**Dataset content**
:::::
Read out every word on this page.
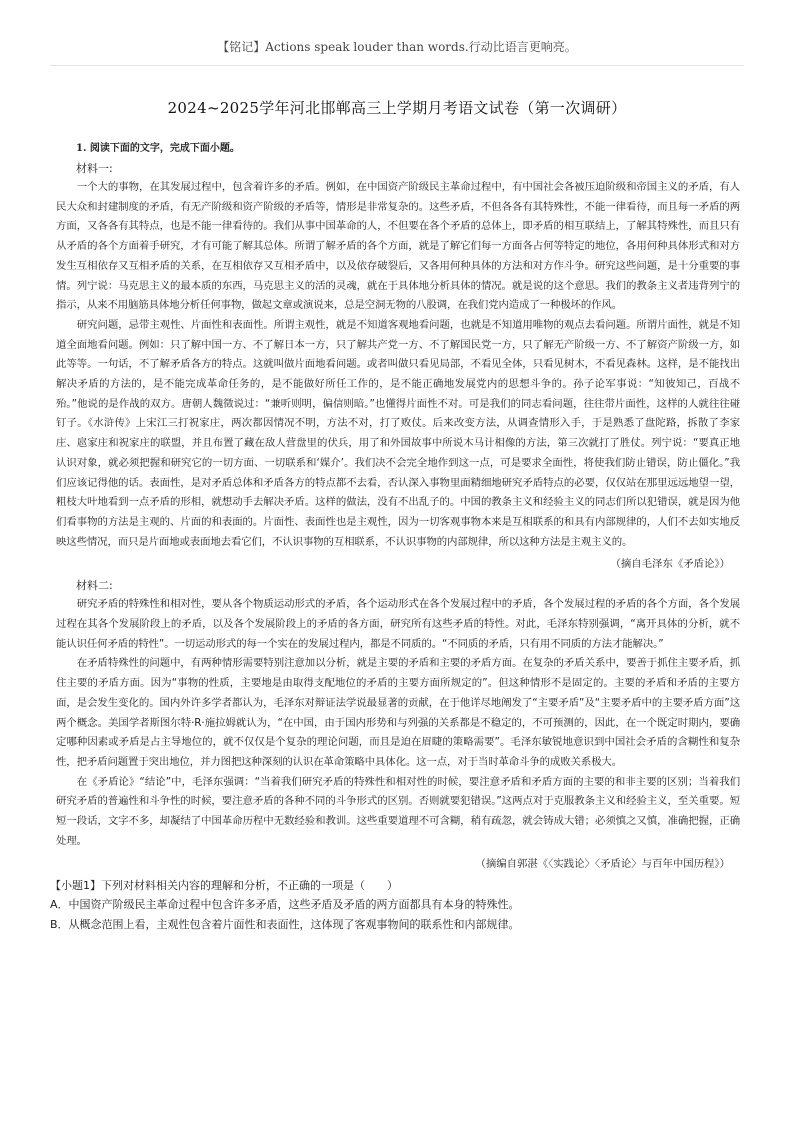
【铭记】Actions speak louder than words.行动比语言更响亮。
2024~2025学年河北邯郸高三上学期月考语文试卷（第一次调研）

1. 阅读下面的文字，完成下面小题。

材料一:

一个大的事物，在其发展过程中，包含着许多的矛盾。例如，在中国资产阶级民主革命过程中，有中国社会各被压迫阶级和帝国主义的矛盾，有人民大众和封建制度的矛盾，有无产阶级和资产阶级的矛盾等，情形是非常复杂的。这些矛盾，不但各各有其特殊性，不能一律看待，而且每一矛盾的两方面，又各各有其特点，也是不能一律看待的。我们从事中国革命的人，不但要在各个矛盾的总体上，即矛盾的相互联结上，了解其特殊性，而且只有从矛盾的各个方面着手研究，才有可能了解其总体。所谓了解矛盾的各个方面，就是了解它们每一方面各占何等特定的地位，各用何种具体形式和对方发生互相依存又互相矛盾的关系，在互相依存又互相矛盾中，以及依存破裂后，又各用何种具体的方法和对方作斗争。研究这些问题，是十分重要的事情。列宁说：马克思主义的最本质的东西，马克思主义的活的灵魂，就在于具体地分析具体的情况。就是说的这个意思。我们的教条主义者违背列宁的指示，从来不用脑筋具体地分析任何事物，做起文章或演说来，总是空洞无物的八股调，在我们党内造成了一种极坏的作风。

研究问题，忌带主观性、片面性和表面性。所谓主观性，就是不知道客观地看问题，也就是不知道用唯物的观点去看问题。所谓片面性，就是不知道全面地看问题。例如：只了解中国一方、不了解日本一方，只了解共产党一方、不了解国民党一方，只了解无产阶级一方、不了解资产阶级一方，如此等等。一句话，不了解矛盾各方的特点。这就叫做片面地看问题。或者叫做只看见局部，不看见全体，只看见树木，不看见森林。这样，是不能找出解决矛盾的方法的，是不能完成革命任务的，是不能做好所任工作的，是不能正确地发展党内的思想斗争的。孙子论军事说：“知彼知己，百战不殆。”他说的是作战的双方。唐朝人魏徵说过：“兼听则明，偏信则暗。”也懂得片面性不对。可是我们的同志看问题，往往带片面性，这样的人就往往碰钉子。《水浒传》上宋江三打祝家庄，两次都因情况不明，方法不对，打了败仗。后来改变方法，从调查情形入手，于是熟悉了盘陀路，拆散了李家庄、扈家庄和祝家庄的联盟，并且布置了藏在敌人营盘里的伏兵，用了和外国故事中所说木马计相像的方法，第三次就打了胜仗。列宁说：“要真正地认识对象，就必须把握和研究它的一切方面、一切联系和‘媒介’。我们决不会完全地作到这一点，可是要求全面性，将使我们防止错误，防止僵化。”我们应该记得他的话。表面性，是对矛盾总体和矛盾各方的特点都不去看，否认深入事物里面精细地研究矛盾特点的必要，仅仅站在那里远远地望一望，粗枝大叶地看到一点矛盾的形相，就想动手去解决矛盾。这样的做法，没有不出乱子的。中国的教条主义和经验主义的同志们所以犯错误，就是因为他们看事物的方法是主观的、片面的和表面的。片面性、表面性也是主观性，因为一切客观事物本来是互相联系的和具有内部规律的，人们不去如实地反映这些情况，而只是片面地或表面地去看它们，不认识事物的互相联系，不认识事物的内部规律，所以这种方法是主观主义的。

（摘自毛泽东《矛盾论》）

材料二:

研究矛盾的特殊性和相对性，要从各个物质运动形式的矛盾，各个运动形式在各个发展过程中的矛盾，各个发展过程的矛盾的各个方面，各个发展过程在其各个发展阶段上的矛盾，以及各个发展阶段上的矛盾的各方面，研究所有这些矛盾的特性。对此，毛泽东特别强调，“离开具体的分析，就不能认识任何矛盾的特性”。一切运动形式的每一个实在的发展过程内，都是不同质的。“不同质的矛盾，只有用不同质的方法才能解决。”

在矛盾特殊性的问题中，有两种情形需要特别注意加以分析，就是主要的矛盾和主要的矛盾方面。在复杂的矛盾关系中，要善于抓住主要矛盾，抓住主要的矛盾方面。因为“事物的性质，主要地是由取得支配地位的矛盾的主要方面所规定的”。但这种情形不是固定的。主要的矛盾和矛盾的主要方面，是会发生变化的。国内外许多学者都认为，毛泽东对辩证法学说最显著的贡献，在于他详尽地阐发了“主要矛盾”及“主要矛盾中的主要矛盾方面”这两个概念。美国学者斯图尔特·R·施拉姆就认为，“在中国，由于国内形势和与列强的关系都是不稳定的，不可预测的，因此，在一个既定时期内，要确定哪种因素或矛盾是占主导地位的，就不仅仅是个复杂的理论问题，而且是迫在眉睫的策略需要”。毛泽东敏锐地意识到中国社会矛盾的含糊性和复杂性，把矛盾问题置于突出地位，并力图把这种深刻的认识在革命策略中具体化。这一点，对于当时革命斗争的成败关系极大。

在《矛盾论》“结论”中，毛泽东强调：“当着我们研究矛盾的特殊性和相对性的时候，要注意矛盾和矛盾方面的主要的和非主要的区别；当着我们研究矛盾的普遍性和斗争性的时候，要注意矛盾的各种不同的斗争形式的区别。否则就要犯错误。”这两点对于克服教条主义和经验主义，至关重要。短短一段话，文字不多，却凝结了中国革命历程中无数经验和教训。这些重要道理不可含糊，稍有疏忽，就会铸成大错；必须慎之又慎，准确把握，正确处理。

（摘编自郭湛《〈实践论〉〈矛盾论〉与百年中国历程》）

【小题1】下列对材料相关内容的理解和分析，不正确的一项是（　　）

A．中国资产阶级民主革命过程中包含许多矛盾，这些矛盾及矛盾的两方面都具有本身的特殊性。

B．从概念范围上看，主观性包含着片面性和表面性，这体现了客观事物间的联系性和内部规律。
:::::
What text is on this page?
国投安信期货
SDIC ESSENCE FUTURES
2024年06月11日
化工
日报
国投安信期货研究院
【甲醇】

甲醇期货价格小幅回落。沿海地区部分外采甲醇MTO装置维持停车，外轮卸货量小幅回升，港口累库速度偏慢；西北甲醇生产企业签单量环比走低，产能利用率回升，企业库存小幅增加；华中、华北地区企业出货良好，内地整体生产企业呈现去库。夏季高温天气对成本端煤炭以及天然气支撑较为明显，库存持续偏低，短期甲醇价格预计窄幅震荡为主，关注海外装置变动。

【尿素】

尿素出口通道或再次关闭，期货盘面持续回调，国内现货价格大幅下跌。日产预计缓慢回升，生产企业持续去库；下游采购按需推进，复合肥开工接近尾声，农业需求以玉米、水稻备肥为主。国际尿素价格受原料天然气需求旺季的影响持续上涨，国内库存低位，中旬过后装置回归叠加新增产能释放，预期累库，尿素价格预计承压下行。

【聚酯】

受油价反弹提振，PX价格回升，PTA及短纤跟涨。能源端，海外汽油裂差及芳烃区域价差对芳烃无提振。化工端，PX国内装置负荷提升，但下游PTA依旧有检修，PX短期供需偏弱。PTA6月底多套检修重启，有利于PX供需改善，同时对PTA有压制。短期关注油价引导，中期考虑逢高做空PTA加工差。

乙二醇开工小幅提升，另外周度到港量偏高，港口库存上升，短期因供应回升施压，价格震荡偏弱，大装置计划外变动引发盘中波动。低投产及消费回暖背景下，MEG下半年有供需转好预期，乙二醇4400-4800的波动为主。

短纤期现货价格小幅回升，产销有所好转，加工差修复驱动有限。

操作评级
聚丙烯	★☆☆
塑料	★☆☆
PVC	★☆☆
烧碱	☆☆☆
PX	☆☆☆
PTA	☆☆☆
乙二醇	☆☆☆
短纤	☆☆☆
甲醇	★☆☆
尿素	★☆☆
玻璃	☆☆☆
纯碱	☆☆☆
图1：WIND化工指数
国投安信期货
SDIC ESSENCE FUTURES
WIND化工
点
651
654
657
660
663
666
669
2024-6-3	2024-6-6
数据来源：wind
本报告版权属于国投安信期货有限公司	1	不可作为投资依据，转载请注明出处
:::::
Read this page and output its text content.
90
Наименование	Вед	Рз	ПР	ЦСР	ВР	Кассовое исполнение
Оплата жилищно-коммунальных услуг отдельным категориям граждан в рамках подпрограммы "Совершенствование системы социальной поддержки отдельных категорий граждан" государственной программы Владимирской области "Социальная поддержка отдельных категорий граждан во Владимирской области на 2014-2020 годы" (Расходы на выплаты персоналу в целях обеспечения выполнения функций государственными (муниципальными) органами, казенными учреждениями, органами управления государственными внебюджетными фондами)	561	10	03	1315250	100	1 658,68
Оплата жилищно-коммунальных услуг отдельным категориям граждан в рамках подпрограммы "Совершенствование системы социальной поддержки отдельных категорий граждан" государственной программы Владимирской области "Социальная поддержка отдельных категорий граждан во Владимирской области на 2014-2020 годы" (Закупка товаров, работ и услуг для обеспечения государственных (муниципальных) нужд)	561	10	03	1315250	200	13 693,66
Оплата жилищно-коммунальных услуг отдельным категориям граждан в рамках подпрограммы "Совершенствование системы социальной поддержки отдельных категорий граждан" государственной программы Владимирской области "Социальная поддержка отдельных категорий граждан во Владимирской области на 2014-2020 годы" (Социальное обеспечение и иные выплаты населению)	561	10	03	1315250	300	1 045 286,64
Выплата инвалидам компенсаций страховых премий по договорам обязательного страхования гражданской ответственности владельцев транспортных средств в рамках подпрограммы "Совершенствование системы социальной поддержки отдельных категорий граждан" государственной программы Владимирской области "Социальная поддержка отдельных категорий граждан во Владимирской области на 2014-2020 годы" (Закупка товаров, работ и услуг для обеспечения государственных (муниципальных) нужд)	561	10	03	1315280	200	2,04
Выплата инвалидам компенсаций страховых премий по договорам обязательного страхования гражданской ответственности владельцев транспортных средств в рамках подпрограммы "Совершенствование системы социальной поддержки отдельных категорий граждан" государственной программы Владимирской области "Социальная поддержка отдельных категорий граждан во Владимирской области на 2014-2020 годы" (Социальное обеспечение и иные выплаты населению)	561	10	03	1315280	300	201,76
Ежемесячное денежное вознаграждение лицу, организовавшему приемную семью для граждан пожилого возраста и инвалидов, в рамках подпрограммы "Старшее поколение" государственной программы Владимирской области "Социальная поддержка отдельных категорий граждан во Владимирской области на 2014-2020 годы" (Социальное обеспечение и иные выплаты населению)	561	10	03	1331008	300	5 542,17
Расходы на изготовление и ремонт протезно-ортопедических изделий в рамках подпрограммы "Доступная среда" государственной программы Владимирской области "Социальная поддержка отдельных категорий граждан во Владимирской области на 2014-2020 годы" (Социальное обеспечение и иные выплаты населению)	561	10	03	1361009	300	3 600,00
:::::
**Directive**
Scan the records above for the string "гражданской", then report every line that contains it.

**Finished answer**
Выплата инвалидам компенсаций страховых премий по договорам обязательного страхования гражданской ответственности владельцев транспортных средств в рамках подпрограммы "Совершенствование системы социальной поддержки отдельных категорий граждан" государственной программы Владимирской области "Социальная поддержка отдельных категорий граждан во Владимирской области на 2014-2020 годы" (Закупка товаров, работ и услуг для обеспечения государственных (муниципальных) нужд)	561	10	03	1315280	200	2,04
Выплата инвалидам компенсаций страховых премий по договорам обязательного страхования гражданской ответственности владельцев транспортных средств в рамках подпрограммы "Совершенствование системы социальной поддержки отдельных категорий граждан" государственной программы Владимирской области "Социальная поддержка отдельных категорий граждан во Владимирской области на 2014-2020 годы" (Социальное обеспечение и иные выплаты населению)	561	10	03	1315280	300	201,76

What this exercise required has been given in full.